◆ Written task
Emit the data below verbatim, stripping out any pictures.

◆ Collection entries

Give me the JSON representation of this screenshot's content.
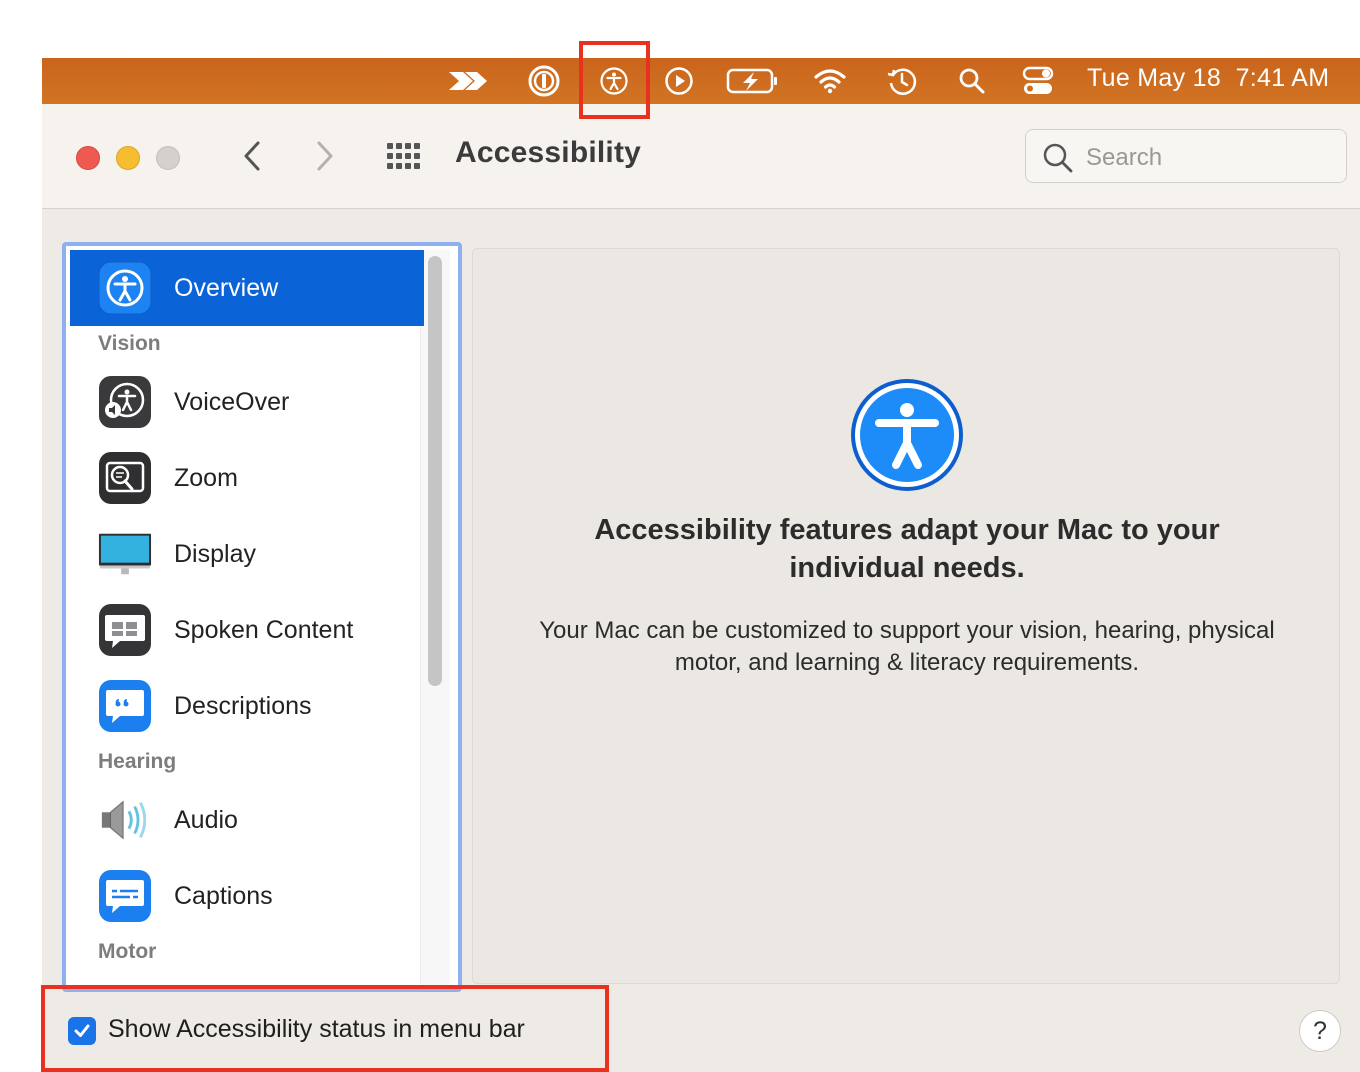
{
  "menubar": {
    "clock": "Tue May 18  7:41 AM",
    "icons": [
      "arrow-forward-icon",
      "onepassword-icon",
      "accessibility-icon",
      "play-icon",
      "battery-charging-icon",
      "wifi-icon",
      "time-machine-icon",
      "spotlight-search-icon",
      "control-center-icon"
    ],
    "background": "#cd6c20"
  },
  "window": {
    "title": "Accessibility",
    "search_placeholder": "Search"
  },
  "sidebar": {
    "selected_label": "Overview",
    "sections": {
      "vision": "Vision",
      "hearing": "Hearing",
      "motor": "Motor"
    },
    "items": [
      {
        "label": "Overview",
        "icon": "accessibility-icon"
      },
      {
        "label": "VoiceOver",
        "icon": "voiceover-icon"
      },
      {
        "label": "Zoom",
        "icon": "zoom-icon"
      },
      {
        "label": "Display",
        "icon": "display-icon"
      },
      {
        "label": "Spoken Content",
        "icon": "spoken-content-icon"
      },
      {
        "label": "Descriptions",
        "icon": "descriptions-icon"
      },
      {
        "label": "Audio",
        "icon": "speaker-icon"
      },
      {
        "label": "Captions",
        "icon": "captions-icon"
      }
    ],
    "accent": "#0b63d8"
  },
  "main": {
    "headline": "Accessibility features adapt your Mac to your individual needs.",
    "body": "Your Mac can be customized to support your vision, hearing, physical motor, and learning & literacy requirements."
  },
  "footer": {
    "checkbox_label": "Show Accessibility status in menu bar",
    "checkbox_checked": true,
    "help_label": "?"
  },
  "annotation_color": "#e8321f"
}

◆ Correct output
Give me the JSON representation of this screenshot's content.
{
  "menubar": {
    "clock": "Tue May 18  7:41 AM",
    "icons": [
      "arrow-forward-icon",
      "onepassword-icon",
      "accessibility-icon",
      "play-icon",
      "battery-charging-icon",
      "wifi-icon",
      "time-machine-icon",
      "spotlight-search-icon",
      "control-center-icon"
    ],
    "background": "#cd6c20"
  },
  "window": {
    "title": "Accessibility",
    "search_placeholder": "Search"
  },
  "sidebar": {
    "selected_label": "Overview",
    "sections": {
      "vision": "Vision",
      "hearing": "Hearing",
      "motor": "Motor"
    },
    "items": [
      {
        "label": "Overview",
        "icon": "accessibility-icon"
      },
      {
        "label": "VoiceOver",
        "icon": "voiceover-icon"
      },
      {
        "label": "Zoom",
        "icon": "zoom-icon"
      },
      {
        "label": "Display",
        "icon": "display-icon"
      },
      {
        "label": "Spoken Content",
        "icon": "spoken-content-icon"
      },
      {
        "label": "Descriptions",
        "icon": "descriptions-icon"
      },
      {
        "label": "Audio",
        "icon": "speaker-icon"
      },
      {
        "label": "Captions",
        "icon": "captions-icon"
      }
    ],
    "accent": "#0b63d8"
  },
  "main": {
    "headline": "Accessibility features adapt your Mac to your individual needs.",
    "body": "Your Mac can be customized to support your vision, hearing, physical motor, and learning & literacy requirements."
  },
  "footer": {
    "checkbox_label": "Show Accessibility status in menu bar",
    "checkbox_checked": true,
    "help_label": "?"
  },
  "annotation_color": "#e8321f"
}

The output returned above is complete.